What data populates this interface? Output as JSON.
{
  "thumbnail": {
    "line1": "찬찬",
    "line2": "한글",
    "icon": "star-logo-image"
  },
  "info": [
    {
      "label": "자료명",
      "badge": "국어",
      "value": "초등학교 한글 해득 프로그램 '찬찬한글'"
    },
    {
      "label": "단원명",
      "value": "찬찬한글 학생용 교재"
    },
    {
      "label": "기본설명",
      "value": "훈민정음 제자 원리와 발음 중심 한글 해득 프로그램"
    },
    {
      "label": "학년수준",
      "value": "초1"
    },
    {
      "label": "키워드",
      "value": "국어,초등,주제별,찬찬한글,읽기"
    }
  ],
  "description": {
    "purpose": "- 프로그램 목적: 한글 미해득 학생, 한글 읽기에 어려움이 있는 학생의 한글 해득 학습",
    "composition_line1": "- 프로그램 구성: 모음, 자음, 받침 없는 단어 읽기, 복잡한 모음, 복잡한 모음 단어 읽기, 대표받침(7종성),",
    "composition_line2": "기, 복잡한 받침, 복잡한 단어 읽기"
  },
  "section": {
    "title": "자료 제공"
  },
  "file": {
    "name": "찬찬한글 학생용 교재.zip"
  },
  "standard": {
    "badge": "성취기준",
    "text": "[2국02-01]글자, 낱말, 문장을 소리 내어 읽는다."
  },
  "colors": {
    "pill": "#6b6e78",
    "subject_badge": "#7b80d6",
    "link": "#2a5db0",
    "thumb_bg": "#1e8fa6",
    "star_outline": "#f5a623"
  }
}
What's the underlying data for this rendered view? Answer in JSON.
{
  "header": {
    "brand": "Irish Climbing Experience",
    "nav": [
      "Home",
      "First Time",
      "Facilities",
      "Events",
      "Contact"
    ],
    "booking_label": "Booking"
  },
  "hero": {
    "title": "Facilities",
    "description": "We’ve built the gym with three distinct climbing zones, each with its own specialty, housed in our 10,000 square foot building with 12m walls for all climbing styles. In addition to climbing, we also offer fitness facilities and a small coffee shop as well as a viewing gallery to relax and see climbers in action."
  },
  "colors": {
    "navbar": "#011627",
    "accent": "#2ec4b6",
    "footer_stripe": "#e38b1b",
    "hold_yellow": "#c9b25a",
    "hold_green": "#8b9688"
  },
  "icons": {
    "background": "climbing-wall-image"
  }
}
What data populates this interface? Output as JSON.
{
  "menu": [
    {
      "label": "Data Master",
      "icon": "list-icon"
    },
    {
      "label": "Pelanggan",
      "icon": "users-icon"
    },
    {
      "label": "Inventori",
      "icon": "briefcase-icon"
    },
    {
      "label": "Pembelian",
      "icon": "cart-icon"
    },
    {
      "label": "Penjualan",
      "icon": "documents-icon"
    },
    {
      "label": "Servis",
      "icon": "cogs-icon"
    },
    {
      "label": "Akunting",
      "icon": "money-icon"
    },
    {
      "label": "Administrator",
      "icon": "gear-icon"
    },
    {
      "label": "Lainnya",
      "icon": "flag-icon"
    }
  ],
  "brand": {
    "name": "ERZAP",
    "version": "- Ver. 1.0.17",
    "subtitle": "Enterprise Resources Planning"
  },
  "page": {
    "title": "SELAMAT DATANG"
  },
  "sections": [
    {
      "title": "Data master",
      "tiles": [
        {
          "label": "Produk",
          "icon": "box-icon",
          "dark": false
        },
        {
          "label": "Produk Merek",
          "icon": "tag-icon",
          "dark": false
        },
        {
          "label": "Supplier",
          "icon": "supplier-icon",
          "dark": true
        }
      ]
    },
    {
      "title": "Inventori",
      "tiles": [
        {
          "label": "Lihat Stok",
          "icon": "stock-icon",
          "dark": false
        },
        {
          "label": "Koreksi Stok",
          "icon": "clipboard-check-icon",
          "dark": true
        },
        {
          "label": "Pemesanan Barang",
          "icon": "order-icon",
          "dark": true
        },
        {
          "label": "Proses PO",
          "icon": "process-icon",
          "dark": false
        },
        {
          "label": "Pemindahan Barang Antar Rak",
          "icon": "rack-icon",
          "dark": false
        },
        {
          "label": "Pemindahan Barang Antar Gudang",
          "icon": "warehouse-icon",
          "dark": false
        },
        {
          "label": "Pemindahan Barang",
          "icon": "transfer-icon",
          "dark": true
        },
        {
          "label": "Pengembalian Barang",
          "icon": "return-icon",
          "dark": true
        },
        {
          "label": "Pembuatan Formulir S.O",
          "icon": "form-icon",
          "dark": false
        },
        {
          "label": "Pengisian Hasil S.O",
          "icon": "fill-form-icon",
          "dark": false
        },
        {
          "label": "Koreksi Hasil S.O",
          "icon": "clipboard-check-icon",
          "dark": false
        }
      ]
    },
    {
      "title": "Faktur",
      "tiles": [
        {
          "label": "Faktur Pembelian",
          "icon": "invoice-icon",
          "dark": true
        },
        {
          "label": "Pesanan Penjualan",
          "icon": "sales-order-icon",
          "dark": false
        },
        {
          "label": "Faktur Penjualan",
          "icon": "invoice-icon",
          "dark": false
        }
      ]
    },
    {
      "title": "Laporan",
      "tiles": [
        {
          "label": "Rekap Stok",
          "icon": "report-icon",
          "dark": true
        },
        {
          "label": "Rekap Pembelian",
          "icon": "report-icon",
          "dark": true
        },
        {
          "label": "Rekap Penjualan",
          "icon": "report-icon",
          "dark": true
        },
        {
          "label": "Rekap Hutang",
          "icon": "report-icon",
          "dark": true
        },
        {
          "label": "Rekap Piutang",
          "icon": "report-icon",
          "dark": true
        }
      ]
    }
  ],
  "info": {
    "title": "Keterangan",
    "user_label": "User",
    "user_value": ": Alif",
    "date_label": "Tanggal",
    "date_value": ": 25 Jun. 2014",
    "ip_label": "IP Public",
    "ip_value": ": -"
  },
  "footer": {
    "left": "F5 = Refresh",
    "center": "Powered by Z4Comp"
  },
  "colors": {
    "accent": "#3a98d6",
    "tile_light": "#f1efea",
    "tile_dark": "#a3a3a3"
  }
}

- **THE PROBLEM**
Return each entry from the material above exactly as it appears.

- **FULL OUTPUT**
What data populates this interface? Output as JSON.
{
  "thumbnail": {
    "line1": "찬찬",
    "line2": "한글",
    "icon": "star-logo-image"
  },
  "info": [
    {
      "label": "자료명",
      "badge": "국어",
      "value": "초등학교 한글 해득 프로그램 '찬찬한글'"
    },
    {
      "label": "단원명",
      "value": "찬찬한글 학생용 교재"
    },
    {
      "label": "기본설명",
      "value": "훈민정음 제자 원리와 발음 중심 한글 해득 프로그램"
    },
    {
      "label": "학년수준",
      "value": "초1"
    },
    {
      "label": "키워드",
      "value": "국어,초등,주제별,찬찬한글,읽기"
    }
  ],
  "description": {
    "purpose": "- 프로그램 목적: 한글 미해득 학생, 한글 읽기에 어려움이 있는 학생의 한글 해득 학습",
    "composition_line1": "- 프로그램 구성: 모음, 자음, 받침 없는 단어 읽기, 복잡한 모음, 복잡한 모음 단어 읽기, 대표받침(7종성),",
    "composition_line2": "기, 복잡한 받침, 복잡한 단어 읽기"
  },
  "section": {
    "title": "자료 제공"
  },
  "file": {
    "name": "찬찬한글 학생용 교재.zip"
  },
  "standard": {
    "badge": "성취기준",
    "text": "[2국02-01]글자, 낱말, 문장을 소리 내어 읽는다."
  },
  "colors": {
    "pill": "#6b6e78",
    "subject_badge": "#7b80d6",
    "link": "#2a5db0",
    "thumb_bg": "#1e8fa6",
    "star_outline": "#f5a623"
  }
}
What's the underlying data for this rendered view? Answer in JSON.
{
  "header": {
    "brand": "Irish Climbing Experience",
    "nav": [
      "Home",
      "First Time",
      "Facilities",
      "Events",
      "Contact"
    ],
    "booking_label": "Booking"
  },
  "hero": {
    "title": "Facilities",
    "description": "We’ve built the gym with three distinct climbing zones, each with its own specialty, housed in our 10,000 square foot building with 12m walls for all climbing styles. In addition to climbing, we also offer fitness facilities and a small coffee shop as well as a viewing gallery to relax and see climbers in action."
  },
  "colors": {
    "navbar": "#011627",
    "accent": "#2ec4b6",
    "footer_stripe": "#e38b1b",
    "hold_yellow": "#c9b25a",
    "hold_green": "#8b9688"
  },
  "icons": {
    "background": "climbing-wall-image"
  }
}
What data populates this interface? Output as JSON.
{
  "menu": [
    {
      "label": "Data Master",
      "icon": "list-icon"
    },
    {
      "label": "Pelanggan",
      "icon": "users-icon"
    },
    {
      "label": "Inventori",
      "icon": "briefcase-icon"
    },
    {
      "label": "Pembelian",
      "icon": "cart-icon"
    },
    {
      "label": "Penjualan",
      "icon": "documents-icon"
    },
    {
      "label": "Servis",
      "icon": "cogs-icon"
    },
    {
      "label": "Akunting",
      "icon": "money-icon"
    },
    {
      "label": "Administrator",
      "icon": "gear-icon"
    },
    {
      "label": "Lainnya",
      "icon": "flag-icon"
    }
  ],
  "brand": {
    "name": "ERZAP",
    "version": "- Ver. 1.0.17",
    "subtitle": "Enterprise Resources Planning"
  },
  "page": {
    "title": "SELAMAT DATANG"
  },
  "sections": [
    {
      "title": "Data master",
      "tiles": [
        {
          "label": "Produk",
          "icon": "box-icon",
          "dark": false
        },
        {
          "label": "Produk Merek",
          "icon": "tag-icon",
          "dark": false
        },
        {
          "label": "Supplier",
          "icon": "supplier-icon",
          "dark": true
        }
      ]
    },
    {
      "title": "Inventori",
      "tiles": [
        {
          "label": "Lihat Stok",
          "icon": "stock-icon",
          "dark": false
        },
        {
          "label": "Koreksi Stok",
          "icon": "clipboard-check-icon",
          "dark": true
        },
        {
          "label": "Pemesanan Barang",
          "icon": "order-icon",
          "dark": true
        },
        {
          "label": "Proses PO",
          "icon": "process-icon",
          "dark": false
        },
        {
          "label": "Pemindahan Barang Antar Rak",
          "icon": "rack-icon",
          "dark": false
        },
        {
          "label": "Pemindahan Barang Antar Gudang",
          "icon": "warehouse-icon",
          "dark": false
        },
        {
          "label": "Pemindahan Barang",
          "icon": "transfer-icon",
          "dark": true
        },
        {
          "label": "Pengembalian Barang",
          "icon": "return-icon",
          "dark": true
        },
        {
          "label": "Pembuatan Formulir S.O",
          "icon": "form-icon",
          "dark": false
        },
        {
          "label": "Pengisian Hasil S.O",
          "icon": "fill-form-icon",
          "dark": false
        },
        {
          "label": "Koreksi Hasil S.O",
          "icon": "clipboard-check-icon",
          "dark": false
        }
      ]
    },
    {
      "title": "Faktur",
      "tiles": [
        {
          "label": "Faktur Pembelian",
          "icon": "invoice-icon",
          "dark": true
        },
        {
          "label": "Pesanan Penjualan",
          "icon": "sales-order-icon",
          "dark": false
        },
        {
          "label": "Faktur Penjualan",
          "icon": "invoice-icon",
          "dark": false
        }
      ]
    },
    {
      "title": "Laporan",
      "tiles": [
        {
          "label": "Rekap Stok",
          "icon": "report-icon",
          "dark": true
        },
        {
          "label": "Rekap Pembelian",
          "icon": "report-icon",
          "dark": true
        },
        {
          "label": "Rekap Penjualan",
          "icon": "report-icon",
          "dark": true
        },
        {
          "label": "Rekap Hutang",
          "icon": "report-icon",
          "dark": true
        },
        {
          "label": "Rekap Piutang",
          "icon": "report-icon",
          "dark": true
        }
      ]
    }
  ],
  "info": {
    "title": "Keterangan",
    "user_label": "User",
    "user_value": ": Alif",
    "date_label": "Tanggal",
    "date_value": ": 25 Jun. 2014",
    "ip_label": "IP Public",
    "ip_value": ": -"
  },
  "footer": {
    "left": "F5 = Refresh",
    "center": "Powered by Z4Comp"
  },
  "colors": {
    "accent": "#3a98d6",
    "tile_light": "#f1efea",
    "tile_dark": "#a3a3a3"
  }
}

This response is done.